- [WRITTEN EXERCISE]: Each record below should be output verbatim, without pictures.

- [SUPPLIED MATERIAL]:
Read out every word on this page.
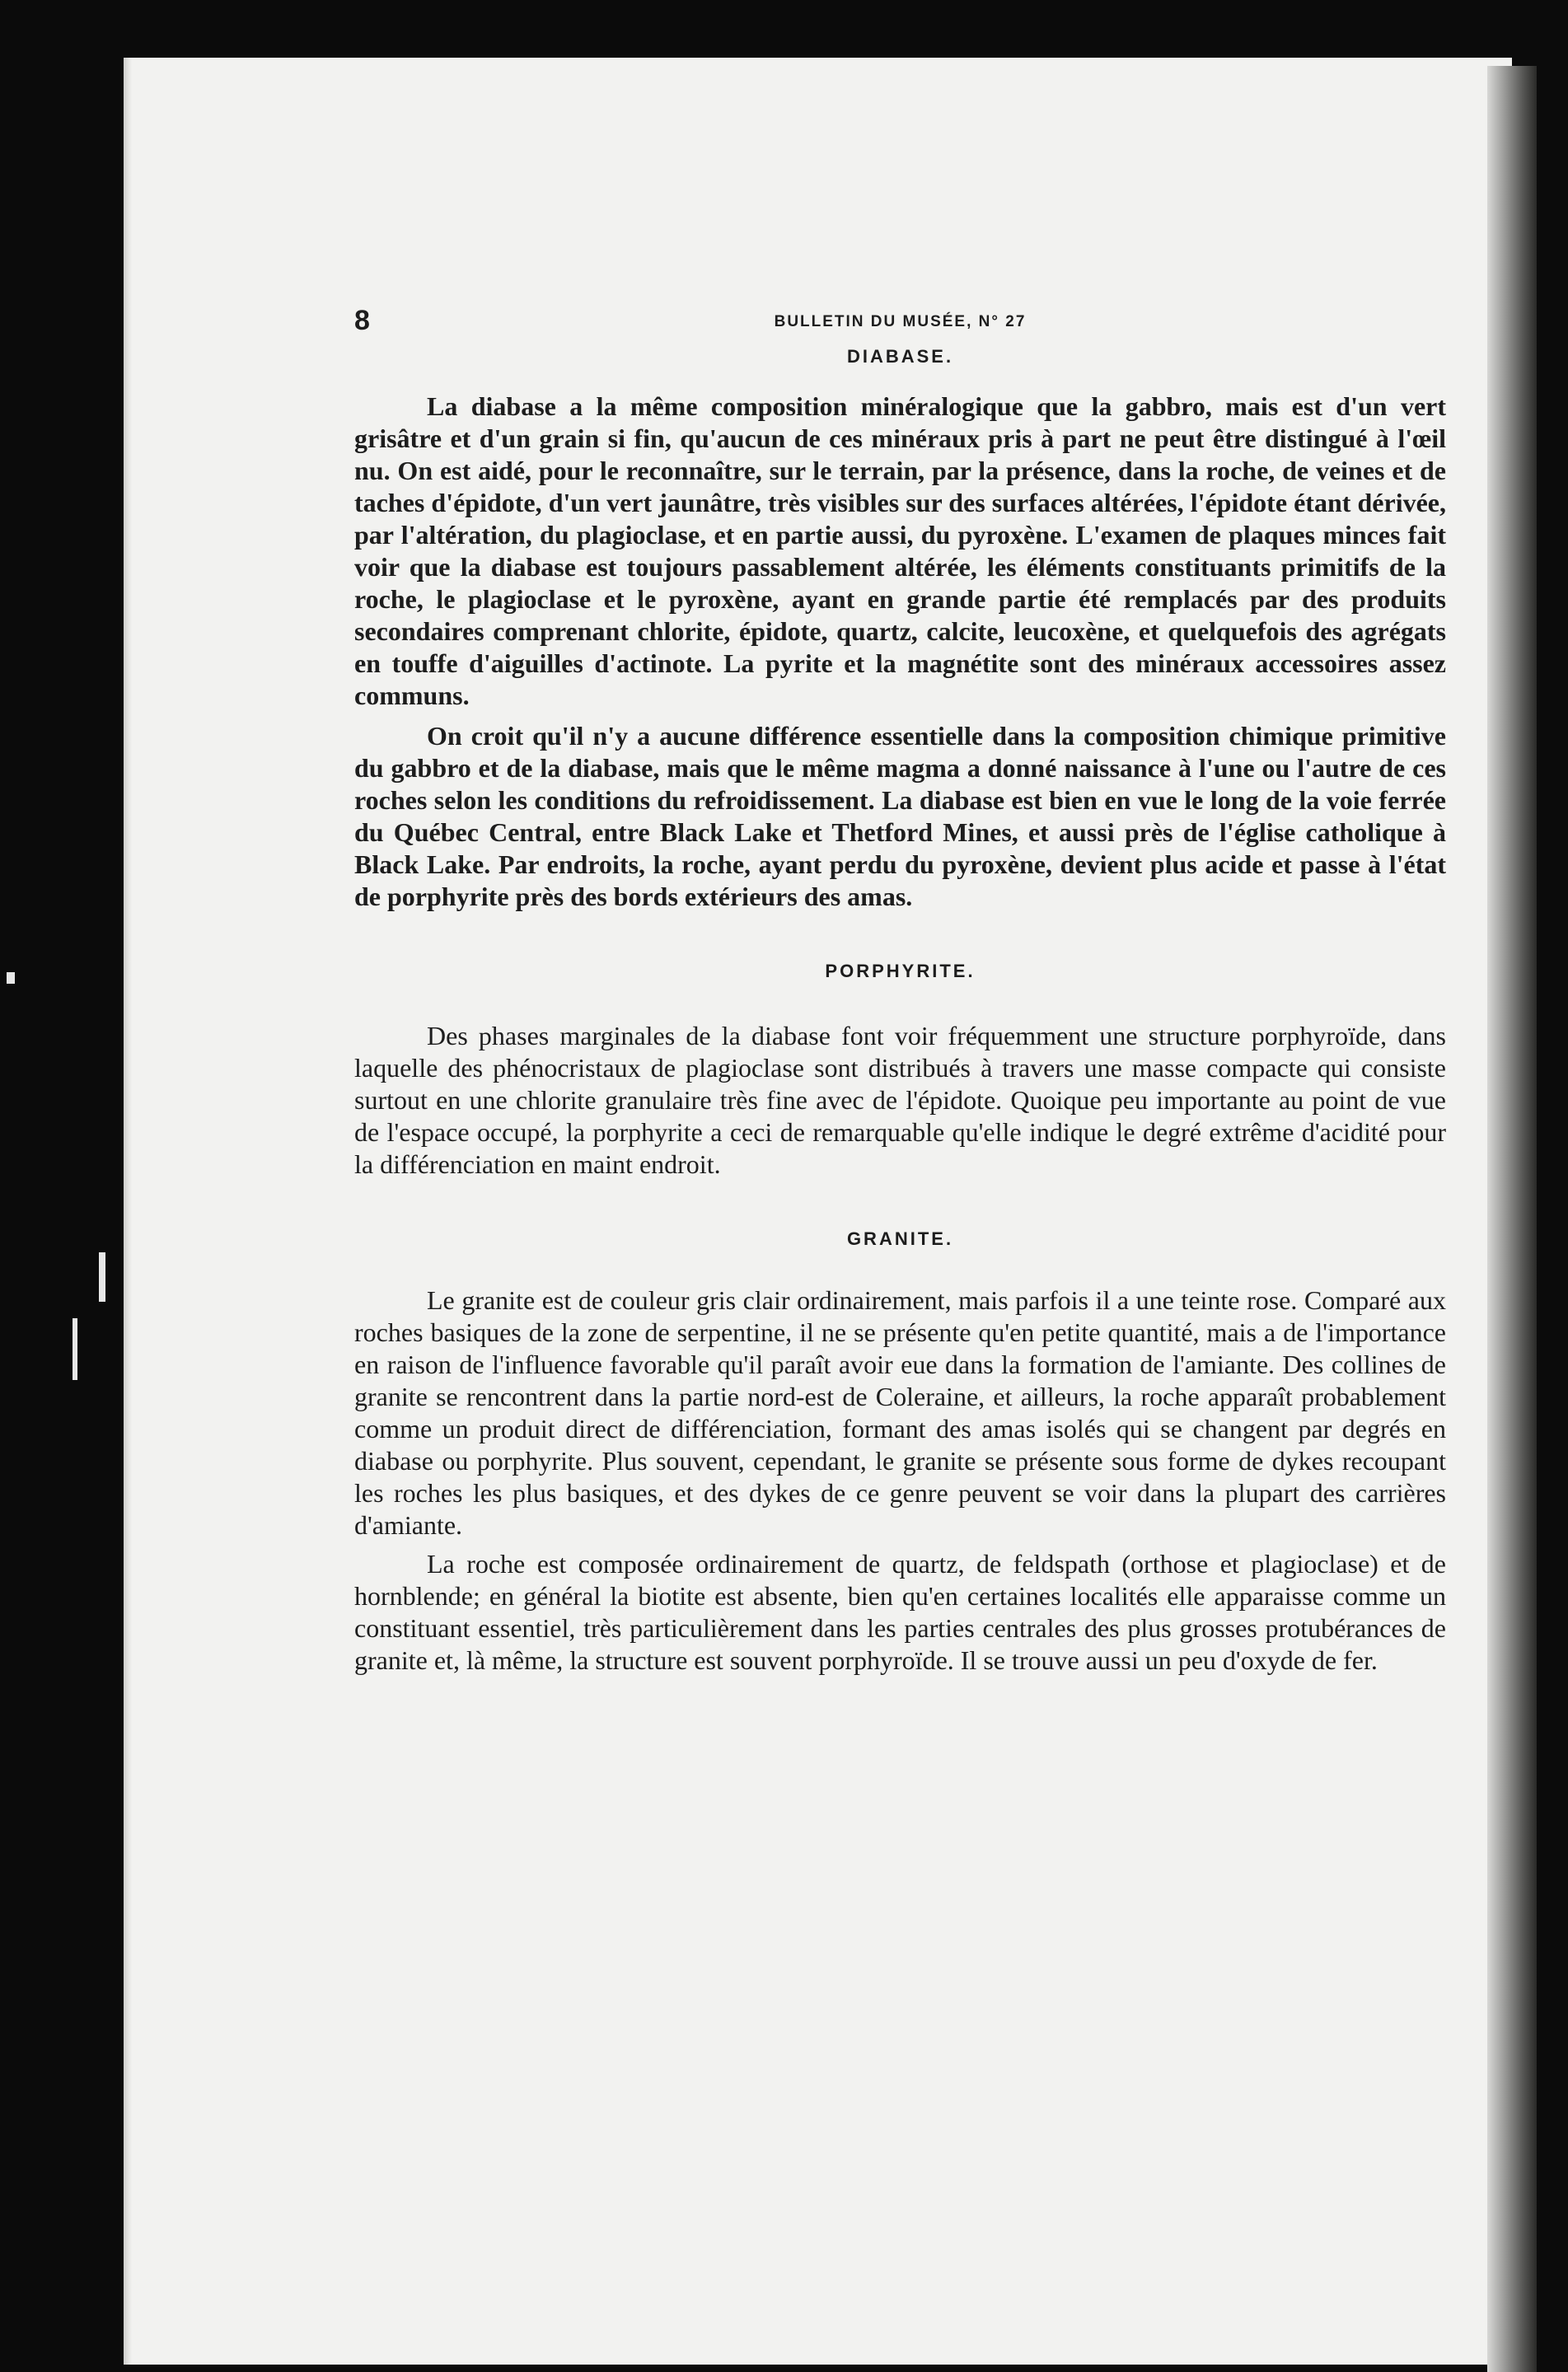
8	BULLETIN DU MUSÉE, N° 27
DIABASE.

La diabase a la même composition minéralogique que la gabbro, mais est d'un vert grisâtre et d'un grain si fin, qu'aucun de ces minéraux pris à part ne peut être distingué à l'œil nu. On est aidé, pour le reconnaître, sur le terrain, par la présence, dans la roche, de veines et de taches d'épidote, d'un vert jaunâtre, très visibles sur des surfaces altérées, l'épidote étant dérivée, par l'altération, du plagioclase, et en partie aussi, du pyroxène. L'examen de plaques minces fait voir que la diabase est toujours passablement altérée, les éléments constituants primitifs de la roche, le plagioclase et le pyroxène, ayant en grande partie été remplacés par des produits secondaires comprenant chlorite, épidote, quartz, calcite, leucoxène, et quelquefois des agrégats en touffe d'aiguilles d'actinote. La pyrite et la magnétite sont des minéraux accessoires assez communs.

On croit qu'il n'y a aucune différence essentielle dans la composition chimique primitive du gabbro et de la diabase, mais que le même magma a donné naissance à l'une ou l'autre de ces roches selon les conditions du refroidissement. La diabase est bien en vue le long de la voie ferrée du Québec Central, entre Black Lake et Thetford Mines, et aussi près de l'église catholique à Black Lake. Par endroits, la roche, ayant perdu du pyroxène, devient plus acide et passe à l'état de porphyrite près des bords extérieurs des amas.

PORPHYRITE.

Des phases marginales de la diabase font voir fréquemment une structure porphyroïde, dans laquelle des phénocristaux de plagioclase sont distribués à travers une masse compacte qui consiste surtout en une chlorite granulaire très fine avec de l'épidote. Quoique peu importante au point de vue de l'espace occupé, la porphyrite a ceci de remarquable qu'elle indique le degré extrême d'acidité pour la différenciation en maint endroit.

GRANITE.

Le granite est de couleur gris clair ordinairement, mais parfois il a une teinte rose. Comparé aux roches basiques de la zone de serpentine, il ne se présente qu'en petite quantité, mais a de l'importance en raison de l'influence favorable qu'il paraît avoir eue dans la formation de l'amiante. Des collines de granite se rencontrent dans la partie nord-est de Coleraine, et ailleurs, la roche apparaît probablement comme un produit direct de différenciation, formant des amas isolés qui se changent par degrés en diabase ou porphyrite. Plus souvent, cependant, le granite se présente sous forme de dykes recoupant les roches les plus basiques, et des dykes de ce genre peuvent se voir dans la plupart des carrières d'amiante.

La roche est composée ordinairement de quartz, de feldspath (orthose et plagioclase) et de hornblende; en général la biotite est absente, bien qu'en certaines localités elle apparaisse comme un constituant essentiel, très particulièrement dans les parties centrales des plus grosses protubérances de granite et, là même, la structure est souvent porphyroïde. Il se trouve aussi un peu d'oxyde de fer.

- [EXPECTED ANSWER]:
Read out every word on this page.
8	BULLETIN DU MUSÉE, N° 27
DIABASE.

La diabase a la même composition minéralogique que la gabbro, mais est d'un vert grisâtre et d'un grain si fin, qu'aucun de ces minéraux pris à part ne peut être distingué à l'œil nu. On est aidé, pour le reconnaître, sur le terrain, par la présence, dans la roche, de veines et de taches d'épidote, d'un vert jaunâtre, très visibles sur des surfaces altérées, l'épidote étant dérivée, par l'altération, du plagioclase, et en partie aussi, du pyroxène. L'examen de plaques minces fait voir que la diabase est toujours passablement altérée, les éléments constituants primitifs de la roche, le plagioclase et le pyroxène, ayant en grande partie été remplacés par des produits secondaires comprenant chlorite, épidote, quartz, calcite, leucoxène, et quelquefois des agrégats en touffe d'aiguilles d'actinote. La pyrite et la magnétite sont des minéraux accessoires assez communs.

On croit qu'il n'y a aucune différence essentielle dans la composition chimique primitive du gabbro et de la diabase, mais que le même magma a donné naissance à l'une ou l'autre de ces roches selon les conditions du refroidissement. La diabase est bien en vue le long de la voie ferrée du Québec Central, entre Black Lake et Thetford Mines, et aussi près de l'église catholique à Black Lake. Par endroits, la roche, ayant perdu du pyroxène, devient plus acide et passe à l'état de porphyrite près des bords extérieurs des amas.

PORPHYRITE.

Des phases marginales de la diabase font voir fréquemment une structure porphyroïde, dans laquelle des phénocristaux de plagioclase sont distribués à travers une masse compacte qui consiste surtout en une chlorite granulaire très fine avec de l'épidote. Quoique peu importante au point de vue de l'espace occupé, la porphyrite a ceci de remarquable qu'elle indique le degré extrême d'acidité pour la différenciation en maint endroit.

GRANITE.

Le granite est de couleur gris clair ordinairement, mais parfois il a une teinte rose. Comparé aux roches basiques de la zone de serpentine, il ne se présente qu'en petite quantité, mais a de l'importance en raison de l'influence favorable qu'il paraît avoir eue dans la formation de l'amiante. Des collines de granite se rencontrent dans la partie nord-est de Coleraine, et ailleurs, la roche apparaît probablement comme un produit direct de différenciation, formant des amas isolés qui se changent par degrés en diabase ou porphyrite. Plus souvent, cependant, le granite se présente sous forme de dykes recoupant les roches les plus basiques, et des dykes de ce genre peuvent se voir dans la plupart des carrières d'amiante.

La roche est composée ordinairement de quartz, de feldspath (orthose et plagioclase) et de hornblende; en général la biotite est absente, bien qu'en certaines localités elle apparaisse comme un constituant essentiel, très particulièrement dans les parties centrales des plus grosses protubérances de granite et, là même, la structure est souvent porphyroïde. Il se trouve aussi un peu d'oxyde de fer.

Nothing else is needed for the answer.